Begin DATA IN THIS EXERCISE
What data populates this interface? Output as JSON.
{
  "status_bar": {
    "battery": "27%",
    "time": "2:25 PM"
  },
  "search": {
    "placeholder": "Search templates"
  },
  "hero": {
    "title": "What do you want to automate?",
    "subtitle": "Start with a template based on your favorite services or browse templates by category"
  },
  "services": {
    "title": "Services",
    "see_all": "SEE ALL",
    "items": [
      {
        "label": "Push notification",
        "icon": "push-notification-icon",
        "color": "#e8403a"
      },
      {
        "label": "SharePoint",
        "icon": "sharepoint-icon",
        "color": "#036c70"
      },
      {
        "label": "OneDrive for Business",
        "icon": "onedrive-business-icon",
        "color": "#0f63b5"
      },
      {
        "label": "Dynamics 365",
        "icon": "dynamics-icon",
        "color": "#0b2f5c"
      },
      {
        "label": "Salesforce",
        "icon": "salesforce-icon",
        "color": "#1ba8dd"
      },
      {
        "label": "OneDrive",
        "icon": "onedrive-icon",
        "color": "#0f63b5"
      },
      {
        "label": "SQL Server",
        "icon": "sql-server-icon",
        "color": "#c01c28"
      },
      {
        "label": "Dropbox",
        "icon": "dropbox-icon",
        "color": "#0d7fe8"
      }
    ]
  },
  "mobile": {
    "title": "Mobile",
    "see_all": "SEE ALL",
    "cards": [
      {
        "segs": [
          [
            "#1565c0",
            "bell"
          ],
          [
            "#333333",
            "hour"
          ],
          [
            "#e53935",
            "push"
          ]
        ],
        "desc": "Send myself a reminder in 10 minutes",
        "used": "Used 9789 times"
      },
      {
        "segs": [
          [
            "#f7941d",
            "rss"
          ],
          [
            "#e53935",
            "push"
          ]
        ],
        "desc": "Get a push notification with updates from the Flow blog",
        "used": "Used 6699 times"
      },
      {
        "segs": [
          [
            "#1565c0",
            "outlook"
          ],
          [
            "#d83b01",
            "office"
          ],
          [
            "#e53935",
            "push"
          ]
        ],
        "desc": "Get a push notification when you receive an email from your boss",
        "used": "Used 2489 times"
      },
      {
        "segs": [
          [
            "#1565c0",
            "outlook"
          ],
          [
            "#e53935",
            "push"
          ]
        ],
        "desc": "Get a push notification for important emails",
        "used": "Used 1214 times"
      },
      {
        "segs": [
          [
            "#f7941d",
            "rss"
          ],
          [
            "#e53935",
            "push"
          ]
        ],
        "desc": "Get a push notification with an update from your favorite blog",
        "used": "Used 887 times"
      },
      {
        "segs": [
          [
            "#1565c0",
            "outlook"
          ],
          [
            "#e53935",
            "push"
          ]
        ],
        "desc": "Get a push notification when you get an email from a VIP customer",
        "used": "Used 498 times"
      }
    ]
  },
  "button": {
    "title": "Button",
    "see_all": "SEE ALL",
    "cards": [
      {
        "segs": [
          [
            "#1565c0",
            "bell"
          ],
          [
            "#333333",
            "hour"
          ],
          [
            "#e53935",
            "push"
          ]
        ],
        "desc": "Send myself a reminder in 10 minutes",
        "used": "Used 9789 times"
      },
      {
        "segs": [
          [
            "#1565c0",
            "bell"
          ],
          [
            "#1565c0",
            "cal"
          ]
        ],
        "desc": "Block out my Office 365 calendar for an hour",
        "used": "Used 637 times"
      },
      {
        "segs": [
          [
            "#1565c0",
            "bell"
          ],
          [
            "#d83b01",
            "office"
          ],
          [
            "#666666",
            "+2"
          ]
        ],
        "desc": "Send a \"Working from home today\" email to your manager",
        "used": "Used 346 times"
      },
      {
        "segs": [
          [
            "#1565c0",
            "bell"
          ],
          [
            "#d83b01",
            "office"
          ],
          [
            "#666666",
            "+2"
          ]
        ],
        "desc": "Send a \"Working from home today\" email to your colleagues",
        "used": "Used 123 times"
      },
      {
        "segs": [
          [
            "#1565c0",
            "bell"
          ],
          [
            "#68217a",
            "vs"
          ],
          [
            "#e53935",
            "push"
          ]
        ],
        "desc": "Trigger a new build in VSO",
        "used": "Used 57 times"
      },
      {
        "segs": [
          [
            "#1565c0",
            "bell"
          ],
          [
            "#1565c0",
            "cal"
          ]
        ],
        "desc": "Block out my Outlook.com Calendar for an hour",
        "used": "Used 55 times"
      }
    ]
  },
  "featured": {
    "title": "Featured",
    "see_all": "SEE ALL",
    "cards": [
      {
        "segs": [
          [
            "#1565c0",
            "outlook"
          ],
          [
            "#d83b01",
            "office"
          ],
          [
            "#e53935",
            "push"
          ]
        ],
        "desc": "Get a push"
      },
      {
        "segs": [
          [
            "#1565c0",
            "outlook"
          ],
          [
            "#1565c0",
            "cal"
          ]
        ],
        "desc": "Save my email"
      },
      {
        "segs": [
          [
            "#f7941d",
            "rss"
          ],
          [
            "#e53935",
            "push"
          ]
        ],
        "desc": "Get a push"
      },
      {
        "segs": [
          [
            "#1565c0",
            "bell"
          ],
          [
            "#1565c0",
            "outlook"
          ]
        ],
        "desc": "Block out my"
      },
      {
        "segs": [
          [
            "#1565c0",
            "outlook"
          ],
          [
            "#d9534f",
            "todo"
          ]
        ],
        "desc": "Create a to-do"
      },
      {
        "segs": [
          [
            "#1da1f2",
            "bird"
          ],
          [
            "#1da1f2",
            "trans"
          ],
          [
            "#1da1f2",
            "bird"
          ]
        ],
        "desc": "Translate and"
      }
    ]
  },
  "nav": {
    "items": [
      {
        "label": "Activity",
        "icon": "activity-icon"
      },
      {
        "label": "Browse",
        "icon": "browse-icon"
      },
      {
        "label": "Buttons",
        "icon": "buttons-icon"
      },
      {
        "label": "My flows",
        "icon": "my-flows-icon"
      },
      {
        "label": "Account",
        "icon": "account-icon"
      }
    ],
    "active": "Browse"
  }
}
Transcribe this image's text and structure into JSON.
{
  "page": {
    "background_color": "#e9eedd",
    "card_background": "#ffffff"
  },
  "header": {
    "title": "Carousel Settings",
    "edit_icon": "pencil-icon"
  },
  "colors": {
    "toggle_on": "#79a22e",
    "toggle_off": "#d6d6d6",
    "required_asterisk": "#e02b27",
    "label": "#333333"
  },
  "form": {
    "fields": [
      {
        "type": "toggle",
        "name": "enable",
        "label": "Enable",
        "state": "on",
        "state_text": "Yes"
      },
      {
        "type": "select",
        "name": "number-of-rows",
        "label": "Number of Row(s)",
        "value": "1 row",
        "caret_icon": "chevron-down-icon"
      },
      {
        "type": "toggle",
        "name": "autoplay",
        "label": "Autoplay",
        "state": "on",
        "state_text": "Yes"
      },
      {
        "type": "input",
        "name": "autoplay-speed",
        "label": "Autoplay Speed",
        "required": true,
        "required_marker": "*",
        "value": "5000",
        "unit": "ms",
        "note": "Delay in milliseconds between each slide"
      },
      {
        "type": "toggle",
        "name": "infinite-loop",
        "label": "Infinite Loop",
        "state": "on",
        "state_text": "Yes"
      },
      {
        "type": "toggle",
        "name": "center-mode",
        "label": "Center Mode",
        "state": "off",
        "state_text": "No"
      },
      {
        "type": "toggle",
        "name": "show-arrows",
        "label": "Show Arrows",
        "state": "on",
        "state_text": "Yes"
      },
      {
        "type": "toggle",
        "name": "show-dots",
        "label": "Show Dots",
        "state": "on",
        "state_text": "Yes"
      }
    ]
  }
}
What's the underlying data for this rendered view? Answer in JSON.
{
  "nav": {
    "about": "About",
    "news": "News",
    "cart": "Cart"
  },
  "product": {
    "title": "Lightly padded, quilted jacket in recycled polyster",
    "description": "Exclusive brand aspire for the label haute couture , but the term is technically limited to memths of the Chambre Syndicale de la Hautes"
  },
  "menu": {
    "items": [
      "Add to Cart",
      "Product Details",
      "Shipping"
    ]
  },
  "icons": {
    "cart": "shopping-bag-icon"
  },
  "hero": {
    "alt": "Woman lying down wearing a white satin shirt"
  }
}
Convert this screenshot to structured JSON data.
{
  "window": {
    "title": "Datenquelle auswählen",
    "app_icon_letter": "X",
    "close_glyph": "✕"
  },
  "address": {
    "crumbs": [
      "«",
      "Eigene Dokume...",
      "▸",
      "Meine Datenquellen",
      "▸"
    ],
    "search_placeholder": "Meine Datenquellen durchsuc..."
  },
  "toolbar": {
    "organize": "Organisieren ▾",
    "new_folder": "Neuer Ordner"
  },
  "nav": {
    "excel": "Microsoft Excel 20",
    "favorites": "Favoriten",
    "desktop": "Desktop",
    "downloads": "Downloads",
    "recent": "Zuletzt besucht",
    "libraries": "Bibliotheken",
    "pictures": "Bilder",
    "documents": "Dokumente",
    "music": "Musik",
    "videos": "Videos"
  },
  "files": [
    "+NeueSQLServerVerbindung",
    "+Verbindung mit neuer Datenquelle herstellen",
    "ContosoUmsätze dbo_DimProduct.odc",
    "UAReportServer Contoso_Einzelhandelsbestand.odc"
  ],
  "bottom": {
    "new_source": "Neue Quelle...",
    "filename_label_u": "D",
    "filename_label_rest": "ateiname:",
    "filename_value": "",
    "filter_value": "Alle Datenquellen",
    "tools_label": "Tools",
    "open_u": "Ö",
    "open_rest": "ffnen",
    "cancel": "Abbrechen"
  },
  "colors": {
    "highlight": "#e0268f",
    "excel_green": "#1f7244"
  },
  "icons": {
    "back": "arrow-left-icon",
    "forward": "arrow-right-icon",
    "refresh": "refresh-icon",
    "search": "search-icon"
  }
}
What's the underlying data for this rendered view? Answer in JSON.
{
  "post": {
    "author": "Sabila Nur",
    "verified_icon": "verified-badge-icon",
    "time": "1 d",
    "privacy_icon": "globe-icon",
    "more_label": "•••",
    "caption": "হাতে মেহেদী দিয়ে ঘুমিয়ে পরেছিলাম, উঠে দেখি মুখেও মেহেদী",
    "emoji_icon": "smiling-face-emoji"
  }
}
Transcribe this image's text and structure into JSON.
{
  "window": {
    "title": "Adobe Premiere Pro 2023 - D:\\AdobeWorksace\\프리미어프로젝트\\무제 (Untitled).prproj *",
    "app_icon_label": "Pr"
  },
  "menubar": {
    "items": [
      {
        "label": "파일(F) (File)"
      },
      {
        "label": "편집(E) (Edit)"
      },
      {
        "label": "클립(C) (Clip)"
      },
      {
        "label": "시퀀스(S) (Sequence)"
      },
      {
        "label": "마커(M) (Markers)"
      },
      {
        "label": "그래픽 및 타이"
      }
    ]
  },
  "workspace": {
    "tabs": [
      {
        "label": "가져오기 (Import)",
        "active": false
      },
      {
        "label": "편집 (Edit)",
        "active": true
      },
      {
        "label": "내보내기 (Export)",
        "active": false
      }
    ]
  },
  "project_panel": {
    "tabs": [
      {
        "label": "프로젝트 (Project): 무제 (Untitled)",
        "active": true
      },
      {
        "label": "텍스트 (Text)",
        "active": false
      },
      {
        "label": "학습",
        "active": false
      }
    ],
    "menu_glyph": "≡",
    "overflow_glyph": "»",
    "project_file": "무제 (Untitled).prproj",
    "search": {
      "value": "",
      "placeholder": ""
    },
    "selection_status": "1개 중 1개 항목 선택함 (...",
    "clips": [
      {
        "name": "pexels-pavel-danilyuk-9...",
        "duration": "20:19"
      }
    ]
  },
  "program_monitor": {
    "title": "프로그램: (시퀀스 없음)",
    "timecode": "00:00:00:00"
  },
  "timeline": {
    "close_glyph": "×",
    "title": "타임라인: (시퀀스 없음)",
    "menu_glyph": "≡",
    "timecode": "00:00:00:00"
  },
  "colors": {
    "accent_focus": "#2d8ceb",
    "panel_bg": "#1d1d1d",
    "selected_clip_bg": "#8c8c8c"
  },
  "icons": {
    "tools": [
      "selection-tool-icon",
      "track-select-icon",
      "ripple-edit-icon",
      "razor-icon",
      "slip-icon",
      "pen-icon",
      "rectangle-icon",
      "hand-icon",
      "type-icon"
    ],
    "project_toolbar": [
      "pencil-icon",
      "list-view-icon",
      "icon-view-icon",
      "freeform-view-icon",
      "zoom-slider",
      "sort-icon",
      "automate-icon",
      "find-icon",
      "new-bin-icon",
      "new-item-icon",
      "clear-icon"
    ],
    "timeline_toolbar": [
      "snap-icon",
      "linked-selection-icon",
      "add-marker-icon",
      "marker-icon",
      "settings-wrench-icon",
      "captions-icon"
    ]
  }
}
End DATA IN THIS EXERCISE
WORK TO DO
Gather all lines from the listing above in which "used" occurs.

REPLY TO THE TASK
        "used": "Used 9789 times"
        "used": "Used 6699 times"
        "used": "Used 2489 times"
        "used": "Used 1214 times"
        "used": "Used 887 times"
        "used": "Used 498 times"
        "used": "Used 9789 times"
        "used": "Used 637 times"
        "used": "Used 346 times"
        "used": "Used 123 times"
        "used": "Used 57 times"
        "used": "Used 55 times"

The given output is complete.